----- Information given

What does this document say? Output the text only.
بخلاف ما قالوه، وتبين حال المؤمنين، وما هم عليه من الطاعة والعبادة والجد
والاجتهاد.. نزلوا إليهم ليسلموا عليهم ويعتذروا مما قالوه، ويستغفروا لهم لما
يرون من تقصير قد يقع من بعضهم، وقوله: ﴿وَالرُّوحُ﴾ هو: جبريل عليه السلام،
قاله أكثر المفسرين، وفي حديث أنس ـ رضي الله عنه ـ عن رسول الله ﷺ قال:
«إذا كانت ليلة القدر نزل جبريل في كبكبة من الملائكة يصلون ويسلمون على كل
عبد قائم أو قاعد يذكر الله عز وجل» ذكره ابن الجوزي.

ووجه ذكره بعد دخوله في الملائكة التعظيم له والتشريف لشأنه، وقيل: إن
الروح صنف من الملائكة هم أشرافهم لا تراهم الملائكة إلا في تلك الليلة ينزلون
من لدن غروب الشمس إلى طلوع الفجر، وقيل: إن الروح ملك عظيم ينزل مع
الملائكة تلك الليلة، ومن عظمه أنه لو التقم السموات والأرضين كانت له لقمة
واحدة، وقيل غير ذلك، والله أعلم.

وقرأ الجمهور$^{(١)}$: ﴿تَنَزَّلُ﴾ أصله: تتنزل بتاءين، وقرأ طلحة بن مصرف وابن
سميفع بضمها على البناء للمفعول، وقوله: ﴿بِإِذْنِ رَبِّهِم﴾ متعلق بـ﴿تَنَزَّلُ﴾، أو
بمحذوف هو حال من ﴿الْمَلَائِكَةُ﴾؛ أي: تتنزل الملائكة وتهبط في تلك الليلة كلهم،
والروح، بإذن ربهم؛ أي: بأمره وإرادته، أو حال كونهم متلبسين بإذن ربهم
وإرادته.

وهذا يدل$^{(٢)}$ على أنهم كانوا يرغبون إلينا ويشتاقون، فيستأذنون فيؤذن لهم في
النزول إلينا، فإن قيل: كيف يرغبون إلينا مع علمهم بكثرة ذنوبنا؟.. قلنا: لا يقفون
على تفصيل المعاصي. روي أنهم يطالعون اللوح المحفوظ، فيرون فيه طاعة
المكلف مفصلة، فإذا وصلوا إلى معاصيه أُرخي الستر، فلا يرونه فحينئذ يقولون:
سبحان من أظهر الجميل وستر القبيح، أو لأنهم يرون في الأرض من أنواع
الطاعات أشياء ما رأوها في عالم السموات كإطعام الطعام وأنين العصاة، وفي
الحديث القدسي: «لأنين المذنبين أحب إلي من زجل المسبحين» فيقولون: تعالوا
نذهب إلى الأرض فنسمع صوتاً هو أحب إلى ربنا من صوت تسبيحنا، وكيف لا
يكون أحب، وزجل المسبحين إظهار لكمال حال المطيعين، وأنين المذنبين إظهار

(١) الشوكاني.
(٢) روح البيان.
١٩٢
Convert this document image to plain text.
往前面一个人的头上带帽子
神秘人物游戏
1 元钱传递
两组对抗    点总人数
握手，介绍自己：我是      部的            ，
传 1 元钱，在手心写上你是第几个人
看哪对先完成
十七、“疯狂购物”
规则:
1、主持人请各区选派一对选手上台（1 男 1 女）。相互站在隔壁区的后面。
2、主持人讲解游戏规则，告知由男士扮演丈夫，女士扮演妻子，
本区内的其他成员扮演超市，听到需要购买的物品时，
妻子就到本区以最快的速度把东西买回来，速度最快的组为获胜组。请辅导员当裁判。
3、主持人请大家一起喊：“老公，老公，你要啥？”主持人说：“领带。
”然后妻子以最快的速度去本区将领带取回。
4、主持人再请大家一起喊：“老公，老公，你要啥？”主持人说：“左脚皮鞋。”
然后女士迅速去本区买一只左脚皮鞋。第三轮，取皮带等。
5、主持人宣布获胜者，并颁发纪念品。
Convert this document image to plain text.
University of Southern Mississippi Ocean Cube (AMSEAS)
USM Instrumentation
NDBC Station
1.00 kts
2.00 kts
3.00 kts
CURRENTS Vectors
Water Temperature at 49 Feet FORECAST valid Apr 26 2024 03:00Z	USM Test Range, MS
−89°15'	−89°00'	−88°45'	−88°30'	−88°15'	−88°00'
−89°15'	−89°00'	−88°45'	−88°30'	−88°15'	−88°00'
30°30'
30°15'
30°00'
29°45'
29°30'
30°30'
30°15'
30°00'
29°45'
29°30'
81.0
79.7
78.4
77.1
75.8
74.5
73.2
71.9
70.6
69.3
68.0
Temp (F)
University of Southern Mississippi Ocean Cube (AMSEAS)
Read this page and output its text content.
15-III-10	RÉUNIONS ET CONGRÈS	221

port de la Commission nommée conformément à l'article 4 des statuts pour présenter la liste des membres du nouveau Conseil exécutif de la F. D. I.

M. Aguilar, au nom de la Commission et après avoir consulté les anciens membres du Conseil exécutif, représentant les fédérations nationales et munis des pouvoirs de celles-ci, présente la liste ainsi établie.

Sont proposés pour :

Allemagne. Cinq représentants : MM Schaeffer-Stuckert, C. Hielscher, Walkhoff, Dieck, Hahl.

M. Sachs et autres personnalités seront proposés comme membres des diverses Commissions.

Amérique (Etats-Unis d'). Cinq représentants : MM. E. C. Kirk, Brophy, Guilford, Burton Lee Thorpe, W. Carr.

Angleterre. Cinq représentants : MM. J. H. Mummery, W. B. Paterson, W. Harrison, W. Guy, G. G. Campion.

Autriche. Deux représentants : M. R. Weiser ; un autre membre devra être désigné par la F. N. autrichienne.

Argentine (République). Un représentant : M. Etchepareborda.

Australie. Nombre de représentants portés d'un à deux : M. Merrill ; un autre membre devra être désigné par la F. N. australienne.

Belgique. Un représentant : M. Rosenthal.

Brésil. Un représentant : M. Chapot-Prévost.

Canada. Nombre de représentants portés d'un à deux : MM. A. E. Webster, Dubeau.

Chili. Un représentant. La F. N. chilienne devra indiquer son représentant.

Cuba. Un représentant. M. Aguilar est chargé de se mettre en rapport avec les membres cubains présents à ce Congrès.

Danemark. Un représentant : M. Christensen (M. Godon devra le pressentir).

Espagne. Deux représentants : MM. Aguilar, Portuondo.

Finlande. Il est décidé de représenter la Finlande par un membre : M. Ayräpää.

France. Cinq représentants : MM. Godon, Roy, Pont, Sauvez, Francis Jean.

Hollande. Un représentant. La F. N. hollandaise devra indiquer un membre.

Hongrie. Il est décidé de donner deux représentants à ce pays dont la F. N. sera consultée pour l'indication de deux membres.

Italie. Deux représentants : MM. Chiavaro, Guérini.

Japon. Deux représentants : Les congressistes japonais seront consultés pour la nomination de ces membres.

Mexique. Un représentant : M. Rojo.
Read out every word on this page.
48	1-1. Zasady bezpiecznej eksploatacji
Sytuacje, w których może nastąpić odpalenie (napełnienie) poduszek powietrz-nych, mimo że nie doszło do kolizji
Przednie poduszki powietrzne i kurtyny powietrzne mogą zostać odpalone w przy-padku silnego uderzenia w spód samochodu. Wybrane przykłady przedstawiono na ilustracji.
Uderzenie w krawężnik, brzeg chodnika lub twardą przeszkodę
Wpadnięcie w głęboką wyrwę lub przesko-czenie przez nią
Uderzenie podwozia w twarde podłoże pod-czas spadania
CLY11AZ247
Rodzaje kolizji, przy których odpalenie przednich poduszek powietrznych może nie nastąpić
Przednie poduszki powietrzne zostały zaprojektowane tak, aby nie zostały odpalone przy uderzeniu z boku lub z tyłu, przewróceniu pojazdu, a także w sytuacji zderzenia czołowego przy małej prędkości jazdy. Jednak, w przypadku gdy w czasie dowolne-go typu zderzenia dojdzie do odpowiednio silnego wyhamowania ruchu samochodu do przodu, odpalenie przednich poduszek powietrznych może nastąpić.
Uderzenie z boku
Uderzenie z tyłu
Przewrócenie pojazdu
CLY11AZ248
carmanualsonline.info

----------

• **Problem to solve**
Write only the number of lines in the records that include the word "يرغبون".

• **Output**
2